— start Exercise material —

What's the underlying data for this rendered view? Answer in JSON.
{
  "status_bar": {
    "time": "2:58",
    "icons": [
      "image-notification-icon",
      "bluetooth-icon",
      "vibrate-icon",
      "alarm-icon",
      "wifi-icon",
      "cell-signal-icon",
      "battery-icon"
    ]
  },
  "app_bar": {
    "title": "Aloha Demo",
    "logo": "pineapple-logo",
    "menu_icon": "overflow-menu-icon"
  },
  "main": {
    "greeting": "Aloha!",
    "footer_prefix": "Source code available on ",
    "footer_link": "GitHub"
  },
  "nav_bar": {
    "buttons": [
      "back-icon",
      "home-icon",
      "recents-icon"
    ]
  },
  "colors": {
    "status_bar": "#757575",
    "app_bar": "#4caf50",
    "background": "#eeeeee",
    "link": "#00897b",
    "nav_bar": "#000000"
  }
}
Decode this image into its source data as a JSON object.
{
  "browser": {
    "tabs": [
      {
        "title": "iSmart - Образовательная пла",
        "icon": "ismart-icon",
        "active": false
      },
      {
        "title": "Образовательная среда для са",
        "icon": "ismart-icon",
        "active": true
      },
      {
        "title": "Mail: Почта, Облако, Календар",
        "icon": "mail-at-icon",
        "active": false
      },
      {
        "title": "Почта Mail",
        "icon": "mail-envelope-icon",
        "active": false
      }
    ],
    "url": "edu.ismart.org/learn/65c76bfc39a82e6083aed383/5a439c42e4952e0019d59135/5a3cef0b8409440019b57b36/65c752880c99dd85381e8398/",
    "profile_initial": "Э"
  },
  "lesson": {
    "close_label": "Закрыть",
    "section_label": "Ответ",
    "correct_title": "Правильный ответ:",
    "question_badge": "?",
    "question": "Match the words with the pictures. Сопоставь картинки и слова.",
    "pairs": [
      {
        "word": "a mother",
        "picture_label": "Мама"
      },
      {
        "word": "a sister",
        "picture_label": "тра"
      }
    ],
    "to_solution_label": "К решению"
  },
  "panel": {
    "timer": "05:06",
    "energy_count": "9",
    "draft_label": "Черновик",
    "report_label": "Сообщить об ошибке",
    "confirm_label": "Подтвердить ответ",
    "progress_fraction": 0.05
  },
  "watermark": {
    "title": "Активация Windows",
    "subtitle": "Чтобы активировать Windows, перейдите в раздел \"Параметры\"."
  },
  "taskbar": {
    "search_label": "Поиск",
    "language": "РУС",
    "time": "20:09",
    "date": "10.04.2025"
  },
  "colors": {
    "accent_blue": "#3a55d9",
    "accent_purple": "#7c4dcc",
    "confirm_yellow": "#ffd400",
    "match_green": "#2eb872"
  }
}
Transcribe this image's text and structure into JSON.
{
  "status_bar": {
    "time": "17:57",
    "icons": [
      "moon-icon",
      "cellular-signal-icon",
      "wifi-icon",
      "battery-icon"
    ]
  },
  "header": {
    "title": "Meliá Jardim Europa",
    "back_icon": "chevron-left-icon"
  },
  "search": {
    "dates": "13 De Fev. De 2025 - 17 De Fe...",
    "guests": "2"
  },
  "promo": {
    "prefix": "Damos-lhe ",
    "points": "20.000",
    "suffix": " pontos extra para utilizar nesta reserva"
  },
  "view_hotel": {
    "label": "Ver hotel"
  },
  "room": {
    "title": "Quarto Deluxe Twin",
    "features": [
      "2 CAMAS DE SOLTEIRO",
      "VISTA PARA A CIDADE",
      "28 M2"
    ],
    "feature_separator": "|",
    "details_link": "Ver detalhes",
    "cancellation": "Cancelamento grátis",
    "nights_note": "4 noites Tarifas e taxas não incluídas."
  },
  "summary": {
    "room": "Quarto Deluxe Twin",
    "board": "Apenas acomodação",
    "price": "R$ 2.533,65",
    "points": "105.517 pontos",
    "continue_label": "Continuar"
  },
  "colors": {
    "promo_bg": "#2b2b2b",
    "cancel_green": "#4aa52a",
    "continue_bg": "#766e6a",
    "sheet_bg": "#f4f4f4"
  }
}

— end Exercise material —

* Short task: Search the records for the word "Twin" and copy every line where it occurs.

* Answer in full:
    "title": "Quarto Deluxe Twin",
    "room": "Quarto Deluxe Twin",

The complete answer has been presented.